- TASK OBJECTIVE
Sift the material for lines containing "易知AB", and return them.

>> start THE INPUT

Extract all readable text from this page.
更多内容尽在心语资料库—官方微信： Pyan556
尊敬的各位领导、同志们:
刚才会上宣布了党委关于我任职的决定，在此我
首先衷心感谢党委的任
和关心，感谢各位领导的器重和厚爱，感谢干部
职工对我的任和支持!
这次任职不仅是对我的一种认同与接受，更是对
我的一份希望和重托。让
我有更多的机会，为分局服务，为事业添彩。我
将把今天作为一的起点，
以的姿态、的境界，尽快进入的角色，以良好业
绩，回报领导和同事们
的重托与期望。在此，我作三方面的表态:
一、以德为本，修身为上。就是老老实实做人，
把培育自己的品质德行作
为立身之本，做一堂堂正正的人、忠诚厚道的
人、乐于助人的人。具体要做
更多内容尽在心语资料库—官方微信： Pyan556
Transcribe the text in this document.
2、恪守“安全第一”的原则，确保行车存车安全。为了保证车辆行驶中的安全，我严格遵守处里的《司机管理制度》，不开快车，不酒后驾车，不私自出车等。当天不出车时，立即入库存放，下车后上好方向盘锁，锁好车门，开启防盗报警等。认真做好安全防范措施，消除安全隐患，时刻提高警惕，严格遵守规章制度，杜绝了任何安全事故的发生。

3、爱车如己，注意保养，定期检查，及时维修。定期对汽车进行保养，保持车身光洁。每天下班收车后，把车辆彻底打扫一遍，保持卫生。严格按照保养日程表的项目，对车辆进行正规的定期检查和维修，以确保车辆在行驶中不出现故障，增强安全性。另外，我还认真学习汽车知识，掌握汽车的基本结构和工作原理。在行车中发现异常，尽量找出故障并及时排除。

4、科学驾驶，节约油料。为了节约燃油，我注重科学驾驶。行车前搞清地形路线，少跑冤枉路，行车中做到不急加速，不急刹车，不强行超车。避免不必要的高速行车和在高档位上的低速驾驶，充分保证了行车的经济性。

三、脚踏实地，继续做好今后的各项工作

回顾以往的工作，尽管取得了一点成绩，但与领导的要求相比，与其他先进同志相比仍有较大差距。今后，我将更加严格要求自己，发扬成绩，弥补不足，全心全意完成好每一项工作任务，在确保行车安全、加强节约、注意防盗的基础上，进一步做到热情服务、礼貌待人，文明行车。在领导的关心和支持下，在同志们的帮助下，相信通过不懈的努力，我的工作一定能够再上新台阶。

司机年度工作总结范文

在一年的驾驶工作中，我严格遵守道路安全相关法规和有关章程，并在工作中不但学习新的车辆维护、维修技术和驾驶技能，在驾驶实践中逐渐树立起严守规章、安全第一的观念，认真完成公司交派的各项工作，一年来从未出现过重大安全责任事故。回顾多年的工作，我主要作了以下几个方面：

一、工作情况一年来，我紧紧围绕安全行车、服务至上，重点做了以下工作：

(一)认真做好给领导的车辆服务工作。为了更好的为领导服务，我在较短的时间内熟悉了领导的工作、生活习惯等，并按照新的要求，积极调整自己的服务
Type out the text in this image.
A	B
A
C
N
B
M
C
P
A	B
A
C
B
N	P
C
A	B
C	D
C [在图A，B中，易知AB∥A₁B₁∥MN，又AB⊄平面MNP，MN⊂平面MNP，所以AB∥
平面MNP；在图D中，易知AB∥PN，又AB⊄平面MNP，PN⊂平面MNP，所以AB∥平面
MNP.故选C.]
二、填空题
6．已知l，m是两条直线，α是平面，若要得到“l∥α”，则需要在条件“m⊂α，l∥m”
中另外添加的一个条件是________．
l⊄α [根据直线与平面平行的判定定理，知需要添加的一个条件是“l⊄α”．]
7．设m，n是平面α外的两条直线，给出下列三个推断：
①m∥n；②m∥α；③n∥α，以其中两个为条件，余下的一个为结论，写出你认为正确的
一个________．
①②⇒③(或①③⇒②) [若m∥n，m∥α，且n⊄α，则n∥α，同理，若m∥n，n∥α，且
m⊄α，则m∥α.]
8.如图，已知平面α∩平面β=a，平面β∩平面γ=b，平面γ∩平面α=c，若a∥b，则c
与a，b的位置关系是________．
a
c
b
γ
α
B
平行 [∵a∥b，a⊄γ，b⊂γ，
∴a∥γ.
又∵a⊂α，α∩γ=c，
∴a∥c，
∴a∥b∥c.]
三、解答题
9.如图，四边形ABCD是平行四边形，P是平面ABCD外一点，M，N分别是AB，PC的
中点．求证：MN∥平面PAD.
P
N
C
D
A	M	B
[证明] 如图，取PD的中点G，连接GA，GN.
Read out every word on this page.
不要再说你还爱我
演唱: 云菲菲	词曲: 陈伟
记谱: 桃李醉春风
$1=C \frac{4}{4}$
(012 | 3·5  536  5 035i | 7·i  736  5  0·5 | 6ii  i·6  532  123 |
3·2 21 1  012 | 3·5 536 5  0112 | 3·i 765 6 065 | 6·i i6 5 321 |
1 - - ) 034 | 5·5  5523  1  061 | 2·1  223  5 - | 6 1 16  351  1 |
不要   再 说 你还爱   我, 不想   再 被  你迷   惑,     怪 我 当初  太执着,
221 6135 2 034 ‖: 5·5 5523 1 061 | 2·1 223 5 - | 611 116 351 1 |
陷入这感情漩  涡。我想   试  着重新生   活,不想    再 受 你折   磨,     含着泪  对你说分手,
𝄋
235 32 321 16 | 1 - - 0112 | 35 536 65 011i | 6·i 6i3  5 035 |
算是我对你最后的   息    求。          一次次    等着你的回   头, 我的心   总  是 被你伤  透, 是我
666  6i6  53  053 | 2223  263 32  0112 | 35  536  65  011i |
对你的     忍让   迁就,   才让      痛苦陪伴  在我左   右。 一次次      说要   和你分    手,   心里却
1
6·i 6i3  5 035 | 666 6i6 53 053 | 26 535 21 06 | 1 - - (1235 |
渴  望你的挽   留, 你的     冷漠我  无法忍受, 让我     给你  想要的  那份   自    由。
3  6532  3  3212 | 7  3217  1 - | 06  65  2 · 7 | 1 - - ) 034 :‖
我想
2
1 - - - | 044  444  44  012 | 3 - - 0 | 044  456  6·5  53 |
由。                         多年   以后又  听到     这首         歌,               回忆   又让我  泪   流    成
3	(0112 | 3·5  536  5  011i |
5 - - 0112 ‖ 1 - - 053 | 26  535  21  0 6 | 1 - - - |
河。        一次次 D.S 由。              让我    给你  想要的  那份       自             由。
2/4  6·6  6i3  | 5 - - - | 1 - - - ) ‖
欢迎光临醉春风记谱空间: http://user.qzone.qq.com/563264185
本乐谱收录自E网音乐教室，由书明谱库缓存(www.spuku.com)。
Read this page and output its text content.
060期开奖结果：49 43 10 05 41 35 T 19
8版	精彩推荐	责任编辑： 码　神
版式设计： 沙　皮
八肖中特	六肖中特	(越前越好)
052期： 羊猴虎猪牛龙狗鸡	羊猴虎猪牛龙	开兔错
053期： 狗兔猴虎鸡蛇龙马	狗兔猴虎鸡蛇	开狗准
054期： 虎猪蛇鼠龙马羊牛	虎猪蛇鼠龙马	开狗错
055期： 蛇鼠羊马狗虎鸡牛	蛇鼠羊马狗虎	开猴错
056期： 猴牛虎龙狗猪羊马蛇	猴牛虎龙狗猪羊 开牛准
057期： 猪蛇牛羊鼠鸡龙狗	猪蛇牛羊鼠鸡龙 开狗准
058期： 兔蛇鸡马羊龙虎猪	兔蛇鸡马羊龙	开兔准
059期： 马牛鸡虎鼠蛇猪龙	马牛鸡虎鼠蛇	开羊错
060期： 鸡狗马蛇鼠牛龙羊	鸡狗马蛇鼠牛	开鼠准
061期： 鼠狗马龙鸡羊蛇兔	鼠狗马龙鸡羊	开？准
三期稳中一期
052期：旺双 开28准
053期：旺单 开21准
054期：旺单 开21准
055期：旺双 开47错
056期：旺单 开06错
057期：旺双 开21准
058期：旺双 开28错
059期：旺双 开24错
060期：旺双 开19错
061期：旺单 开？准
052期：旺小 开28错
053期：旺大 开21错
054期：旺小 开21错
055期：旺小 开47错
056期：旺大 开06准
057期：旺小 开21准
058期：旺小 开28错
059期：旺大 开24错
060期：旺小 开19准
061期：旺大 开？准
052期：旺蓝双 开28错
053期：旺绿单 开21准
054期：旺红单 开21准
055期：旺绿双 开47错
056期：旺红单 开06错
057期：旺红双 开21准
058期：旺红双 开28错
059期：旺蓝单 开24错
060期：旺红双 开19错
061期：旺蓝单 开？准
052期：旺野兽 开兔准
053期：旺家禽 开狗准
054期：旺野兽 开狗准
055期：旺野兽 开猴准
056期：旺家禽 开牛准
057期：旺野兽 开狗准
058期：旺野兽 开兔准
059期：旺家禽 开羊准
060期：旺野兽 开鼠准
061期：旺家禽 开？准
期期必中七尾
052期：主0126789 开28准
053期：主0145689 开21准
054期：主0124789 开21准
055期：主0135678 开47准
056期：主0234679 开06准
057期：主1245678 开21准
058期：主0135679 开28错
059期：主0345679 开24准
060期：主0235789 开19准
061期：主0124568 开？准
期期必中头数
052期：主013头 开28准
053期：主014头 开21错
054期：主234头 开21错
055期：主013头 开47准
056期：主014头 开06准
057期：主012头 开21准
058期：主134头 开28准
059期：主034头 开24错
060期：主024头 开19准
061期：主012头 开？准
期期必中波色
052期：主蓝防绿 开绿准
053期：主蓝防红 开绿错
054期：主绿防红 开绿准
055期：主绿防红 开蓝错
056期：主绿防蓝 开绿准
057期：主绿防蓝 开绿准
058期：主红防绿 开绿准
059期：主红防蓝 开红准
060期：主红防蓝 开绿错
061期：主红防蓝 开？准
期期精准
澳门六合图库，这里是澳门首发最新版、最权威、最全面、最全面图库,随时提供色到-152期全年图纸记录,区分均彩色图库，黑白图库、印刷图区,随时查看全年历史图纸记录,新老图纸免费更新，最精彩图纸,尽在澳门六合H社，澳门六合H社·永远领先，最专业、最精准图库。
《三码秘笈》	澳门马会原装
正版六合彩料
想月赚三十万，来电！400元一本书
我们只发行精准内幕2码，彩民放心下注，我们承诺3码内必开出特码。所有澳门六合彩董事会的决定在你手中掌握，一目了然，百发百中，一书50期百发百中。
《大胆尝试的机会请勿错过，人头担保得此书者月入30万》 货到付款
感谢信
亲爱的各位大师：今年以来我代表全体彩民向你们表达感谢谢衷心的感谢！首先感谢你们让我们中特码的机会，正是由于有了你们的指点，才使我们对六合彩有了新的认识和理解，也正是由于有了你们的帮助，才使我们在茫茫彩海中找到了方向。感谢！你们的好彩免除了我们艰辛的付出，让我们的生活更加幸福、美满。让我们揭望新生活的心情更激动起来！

>> end THE INPUT

- COMPLETE OUTPUT
C [在图A，B中，易知AB∥A₁B₁∥MN，又AB⊄平面MNP，MN⊂平面MNP，所以AB∥
平面MNP；在图D中，易知AB∥PN，又AB⊄平面MNP，PN⊂平面MNP，所以AB∥平面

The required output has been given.